==== Data to process

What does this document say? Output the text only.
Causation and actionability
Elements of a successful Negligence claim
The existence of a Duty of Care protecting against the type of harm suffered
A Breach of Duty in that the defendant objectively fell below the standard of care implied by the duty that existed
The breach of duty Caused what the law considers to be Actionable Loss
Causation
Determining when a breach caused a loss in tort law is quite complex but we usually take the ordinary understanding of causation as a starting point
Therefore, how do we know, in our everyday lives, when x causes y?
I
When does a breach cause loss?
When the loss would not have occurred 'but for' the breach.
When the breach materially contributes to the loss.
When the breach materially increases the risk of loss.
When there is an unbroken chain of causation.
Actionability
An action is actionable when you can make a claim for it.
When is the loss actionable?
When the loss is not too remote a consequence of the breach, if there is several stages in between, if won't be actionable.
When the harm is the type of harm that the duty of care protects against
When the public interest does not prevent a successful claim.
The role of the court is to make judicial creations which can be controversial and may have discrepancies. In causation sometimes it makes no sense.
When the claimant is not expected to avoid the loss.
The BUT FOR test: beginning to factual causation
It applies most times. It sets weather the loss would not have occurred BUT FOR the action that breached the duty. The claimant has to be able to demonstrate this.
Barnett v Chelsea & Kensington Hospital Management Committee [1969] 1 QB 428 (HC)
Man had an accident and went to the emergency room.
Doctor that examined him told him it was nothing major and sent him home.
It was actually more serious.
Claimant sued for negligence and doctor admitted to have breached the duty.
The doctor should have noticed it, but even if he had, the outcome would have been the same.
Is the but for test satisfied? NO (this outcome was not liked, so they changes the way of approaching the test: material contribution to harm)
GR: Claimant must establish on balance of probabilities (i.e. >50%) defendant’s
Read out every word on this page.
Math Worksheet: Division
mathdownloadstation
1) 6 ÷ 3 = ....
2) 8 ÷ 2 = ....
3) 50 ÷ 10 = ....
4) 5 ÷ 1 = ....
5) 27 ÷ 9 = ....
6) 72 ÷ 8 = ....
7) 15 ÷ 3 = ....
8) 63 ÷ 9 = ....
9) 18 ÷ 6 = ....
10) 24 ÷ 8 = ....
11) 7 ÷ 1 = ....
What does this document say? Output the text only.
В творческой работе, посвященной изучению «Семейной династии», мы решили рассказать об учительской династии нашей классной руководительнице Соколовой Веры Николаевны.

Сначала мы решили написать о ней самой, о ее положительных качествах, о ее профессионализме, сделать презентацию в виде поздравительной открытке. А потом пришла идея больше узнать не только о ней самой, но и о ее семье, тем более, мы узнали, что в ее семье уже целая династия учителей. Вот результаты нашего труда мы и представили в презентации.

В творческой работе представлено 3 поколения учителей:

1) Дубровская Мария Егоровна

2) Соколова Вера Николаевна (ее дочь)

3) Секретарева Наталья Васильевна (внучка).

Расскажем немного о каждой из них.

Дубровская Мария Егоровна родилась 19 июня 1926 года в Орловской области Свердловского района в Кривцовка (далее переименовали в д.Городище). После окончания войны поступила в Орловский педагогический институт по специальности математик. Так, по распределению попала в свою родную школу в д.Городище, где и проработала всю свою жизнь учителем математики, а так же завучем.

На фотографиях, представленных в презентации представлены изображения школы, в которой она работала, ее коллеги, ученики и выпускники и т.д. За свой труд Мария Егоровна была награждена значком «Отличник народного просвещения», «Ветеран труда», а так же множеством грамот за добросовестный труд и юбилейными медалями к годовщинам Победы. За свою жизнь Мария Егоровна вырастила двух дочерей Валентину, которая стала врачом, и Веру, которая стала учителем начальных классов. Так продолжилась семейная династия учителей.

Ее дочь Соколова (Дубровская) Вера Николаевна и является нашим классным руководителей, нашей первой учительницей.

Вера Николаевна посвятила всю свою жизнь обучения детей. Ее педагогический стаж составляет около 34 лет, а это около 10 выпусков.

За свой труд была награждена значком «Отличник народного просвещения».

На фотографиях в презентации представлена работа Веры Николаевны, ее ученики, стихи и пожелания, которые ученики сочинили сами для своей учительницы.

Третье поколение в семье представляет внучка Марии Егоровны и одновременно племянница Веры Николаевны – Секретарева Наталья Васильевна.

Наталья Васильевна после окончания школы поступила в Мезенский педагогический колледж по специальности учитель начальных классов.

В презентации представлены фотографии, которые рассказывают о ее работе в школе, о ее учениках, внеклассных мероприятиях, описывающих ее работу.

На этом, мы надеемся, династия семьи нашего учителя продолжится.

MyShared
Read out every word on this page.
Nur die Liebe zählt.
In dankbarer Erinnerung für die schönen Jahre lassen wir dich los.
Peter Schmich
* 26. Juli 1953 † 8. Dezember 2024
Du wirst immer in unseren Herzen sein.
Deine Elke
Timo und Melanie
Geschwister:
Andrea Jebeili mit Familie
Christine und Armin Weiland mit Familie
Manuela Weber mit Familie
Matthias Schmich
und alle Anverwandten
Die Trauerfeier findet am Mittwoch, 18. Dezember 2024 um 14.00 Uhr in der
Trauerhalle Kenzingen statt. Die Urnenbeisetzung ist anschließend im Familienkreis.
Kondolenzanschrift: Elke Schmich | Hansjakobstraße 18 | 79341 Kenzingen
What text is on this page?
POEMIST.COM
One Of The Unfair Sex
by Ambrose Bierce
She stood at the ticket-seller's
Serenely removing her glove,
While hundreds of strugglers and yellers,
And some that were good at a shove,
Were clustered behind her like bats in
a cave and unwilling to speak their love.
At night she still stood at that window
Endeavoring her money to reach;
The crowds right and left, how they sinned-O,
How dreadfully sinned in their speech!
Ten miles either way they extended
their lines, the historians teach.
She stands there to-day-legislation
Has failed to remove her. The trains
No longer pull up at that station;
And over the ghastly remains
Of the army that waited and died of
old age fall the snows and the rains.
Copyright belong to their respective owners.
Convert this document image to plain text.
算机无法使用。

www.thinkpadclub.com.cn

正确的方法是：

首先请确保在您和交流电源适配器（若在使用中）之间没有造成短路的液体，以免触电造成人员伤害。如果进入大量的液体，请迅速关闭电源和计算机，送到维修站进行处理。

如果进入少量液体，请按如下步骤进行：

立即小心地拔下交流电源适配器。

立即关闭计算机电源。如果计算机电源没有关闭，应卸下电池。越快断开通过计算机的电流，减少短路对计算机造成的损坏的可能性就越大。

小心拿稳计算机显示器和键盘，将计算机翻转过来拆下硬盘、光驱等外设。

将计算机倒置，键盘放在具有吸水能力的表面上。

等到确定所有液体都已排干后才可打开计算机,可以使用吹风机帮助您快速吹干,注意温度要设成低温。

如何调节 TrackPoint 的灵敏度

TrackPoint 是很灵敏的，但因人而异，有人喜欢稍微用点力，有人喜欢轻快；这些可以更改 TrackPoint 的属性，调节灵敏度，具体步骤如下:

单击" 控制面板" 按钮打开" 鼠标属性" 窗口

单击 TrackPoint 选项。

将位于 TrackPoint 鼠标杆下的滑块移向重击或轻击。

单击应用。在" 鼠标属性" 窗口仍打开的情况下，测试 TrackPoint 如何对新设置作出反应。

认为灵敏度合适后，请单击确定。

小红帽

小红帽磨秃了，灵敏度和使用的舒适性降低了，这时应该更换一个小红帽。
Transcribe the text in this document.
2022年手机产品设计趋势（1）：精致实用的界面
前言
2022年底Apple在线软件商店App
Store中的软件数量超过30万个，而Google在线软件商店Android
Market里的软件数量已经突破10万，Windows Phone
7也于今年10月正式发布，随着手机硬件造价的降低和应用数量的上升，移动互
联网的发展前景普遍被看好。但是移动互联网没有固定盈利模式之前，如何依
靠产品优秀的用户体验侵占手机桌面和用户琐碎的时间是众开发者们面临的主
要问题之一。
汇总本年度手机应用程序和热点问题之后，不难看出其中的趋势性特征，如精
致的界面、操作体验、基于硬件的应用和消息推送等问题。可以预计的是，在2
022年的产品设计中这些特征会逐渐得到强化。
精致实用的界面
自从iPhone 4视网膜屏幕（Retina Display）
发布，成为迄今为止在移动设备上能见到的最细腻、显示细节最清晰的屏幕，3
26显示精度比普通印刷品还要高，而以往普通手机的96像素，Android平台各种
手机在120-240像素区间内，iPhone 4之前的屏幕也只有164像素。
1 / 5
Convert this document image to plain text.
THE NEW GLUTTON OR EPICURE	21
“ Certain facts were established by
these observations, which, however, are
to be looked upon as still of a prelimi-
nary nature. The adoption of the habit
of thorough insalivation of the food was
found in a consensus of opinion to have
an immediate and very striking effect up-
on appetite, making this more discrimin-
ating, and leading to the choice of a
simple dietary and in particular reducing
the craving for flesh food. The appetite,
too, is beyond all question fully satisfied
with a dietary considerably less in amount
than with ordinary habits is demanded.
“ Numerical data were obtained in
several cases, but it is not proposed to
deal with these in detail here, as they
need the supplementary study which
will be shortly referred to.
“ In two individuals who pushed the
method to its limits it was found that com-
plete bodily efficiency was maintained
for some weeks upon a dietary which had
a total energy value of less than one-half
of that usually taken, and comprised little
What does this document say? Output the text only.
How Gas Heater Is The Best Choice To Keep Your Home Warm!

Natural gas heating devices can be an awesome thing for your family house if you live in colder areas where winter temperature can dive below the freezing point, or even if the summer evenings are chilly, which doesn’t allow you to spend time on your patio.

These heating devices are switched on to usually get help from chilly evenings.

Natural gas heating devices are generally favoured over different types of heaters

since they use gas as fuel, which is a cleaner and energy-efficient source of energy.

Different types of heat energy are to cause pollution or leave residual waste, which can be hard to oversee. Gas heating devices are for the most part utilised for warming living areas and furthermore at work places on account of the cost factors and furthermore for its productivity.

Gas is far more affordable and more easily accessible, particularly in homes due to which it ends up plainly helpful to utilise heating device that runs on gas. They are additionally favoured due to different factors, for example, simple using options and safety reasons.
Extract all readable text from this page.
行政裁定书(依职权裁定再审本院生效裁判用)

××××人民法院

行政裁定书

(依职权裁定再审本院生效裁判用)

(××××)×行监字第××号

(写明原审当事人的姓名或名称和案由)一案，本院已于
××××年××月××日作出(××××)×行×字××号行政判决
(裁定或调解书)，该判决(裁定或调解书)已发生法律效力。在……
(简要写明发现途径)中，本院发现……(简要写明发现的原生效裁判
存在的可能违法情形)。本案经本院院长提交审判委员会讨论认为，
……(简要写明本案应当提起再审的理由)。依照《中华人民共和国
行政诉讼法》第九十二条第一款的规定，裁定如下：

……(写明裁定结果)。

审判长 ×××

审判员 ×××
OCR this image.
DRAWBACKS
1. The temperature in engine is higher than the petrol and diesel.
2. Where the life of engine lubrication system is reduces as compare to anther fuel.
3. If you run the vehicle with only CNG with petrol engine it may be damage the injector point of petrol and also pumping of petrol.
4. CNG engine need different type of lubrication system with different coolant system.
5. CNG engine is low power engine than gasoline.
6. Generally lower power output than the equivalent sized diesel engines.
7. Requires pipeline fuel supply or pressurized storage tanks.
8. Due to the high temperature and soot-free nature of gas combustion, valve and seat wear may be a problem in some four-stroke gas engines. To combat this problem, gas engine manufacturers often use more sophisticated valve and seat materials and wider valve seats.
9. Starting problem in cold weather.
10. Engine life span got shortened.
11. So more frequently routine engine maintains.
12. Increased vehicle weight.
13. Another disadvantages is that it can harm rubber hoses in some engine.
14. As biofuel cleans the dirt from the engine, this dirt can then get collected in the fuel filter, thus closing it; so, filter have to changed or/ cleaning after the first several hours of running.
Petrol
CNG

========

Pick out the lines above that hold the string "outcome" and show them.

#### Solved exercise:
The doctor should have noticed it, but even if he had, the outcome would have been the same.
Is the but for test satisfied? NO (this outcome was not liked, so they changes the way of approaching the test: material contribution to harm)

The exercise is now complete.